Records from a data source
▼

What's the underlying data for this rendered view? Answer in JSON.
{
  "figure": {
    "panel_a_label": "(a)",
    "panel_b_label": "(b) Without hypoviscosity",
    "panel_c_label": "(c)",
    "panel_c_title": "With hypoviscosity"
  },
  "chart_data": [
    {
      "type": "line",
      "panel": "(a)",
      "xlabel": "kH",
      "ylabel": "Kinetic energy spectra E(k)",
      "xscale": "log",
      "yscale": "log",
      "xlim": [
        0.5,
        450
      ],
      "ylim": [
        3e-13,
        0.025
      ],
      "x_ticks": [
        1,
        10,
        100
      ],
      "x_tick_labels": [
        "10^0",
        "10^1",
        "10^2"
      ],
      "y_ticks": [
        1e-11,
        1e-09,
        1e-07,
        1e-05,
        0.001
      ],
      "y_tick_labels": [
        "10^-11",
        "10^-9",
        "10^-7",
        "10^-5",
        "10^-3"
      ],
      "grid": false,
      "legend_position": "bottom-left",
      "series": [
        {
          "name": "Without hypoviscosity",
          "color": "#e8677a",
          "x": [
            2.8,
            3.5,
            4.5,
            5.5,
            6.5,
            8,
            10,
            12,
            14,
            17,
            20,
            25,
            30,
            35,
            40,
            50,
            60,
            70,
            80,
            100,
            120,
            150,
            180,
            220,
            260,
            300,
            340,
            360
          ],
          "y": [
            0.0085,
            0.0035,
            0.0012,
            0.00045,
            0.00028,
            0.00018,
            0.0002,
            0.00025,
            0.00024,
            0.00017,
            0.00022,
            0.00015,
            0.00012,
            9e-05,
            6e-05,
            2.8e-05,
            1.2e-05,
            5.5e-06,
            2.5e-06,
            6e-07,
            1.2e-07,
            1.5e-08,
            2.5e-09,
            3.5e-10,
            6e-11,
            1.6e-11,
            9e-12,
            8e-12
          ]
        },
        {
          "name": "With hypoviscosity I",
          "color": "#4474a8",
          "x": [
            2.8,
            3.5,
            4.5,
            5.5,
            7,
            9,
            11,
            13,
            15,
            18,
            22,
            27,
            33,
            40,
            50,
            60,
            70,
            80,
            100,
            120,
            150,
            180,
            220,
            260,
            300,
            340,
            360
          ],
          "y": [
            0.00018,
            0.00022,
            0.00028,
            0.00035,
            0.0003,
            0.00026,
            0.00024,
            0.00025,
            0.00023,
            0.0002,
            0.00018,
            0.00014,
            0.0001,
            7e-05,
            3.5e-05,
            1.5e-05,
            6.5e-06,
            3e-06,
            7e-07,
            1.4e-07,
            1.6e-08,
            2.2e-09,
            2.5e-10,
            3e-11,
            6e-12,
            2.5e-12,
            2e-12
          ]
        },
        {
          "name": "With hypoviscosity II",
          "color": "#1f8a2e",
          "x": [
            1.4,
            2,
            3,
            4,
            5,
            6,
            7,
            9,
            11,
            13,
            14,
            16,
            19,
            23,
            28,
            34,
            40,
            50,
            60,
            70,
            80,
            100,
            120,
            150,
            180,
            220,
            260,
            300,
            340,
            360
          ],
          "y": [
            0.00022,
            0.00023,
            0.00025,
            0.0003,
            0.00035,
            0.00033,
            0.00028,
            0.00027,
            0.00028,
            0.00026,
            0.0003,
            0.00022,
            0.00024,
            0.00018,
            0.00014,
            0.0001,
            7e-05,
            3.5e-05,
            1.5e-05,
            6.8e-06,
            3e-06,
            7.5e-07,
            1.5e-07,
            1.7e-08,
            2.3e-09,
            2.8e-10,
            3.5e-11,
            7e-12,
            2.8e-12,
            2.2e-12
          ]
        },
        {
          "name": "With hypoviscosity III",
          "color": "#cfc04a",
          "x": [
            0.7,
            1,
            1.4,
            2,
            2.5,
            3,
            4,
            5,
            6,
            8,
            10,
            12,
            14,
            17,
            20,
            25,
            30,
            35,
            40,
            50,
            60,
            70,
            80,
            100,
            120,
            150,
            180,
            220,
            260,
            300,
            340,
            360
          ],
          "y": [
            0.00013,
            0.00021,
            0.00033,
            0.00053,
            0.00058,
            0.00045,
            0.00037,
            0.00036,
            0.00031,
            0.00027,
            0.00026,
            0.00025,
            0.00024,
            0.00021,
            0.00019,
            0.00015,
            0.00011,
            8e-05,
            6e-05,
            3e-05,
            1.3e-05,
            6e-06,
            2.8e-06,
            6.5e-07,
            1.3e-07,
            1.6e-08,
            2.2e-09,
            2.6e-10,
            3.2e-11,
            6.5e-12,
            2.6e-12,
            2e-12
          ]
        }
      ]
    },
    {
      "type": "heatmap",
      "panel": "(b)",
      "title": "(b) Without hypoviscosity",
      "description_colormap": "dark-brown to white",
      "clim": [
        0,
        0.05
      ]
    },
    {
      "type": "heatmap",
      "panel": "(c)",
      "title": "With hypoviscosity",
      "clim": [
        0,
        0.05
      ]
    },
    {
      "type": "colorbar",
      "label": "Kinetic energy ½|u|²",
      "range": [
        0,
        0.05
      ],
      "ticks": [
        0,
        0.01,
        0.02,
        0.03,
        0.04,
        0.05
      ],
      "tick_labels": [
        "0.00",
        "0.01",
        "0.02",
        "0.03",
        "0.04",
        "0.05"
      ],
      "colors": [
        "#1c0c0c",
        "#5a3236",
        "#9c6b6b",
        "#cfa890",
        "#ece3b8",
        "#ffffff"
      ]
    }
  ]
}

▲

Problem details
Copy in full each line that holds the word "type".

Exercise answer
      "type": "line",
      "type": "heatmap",
      "type": "heatmap",
      "type": "colorbar",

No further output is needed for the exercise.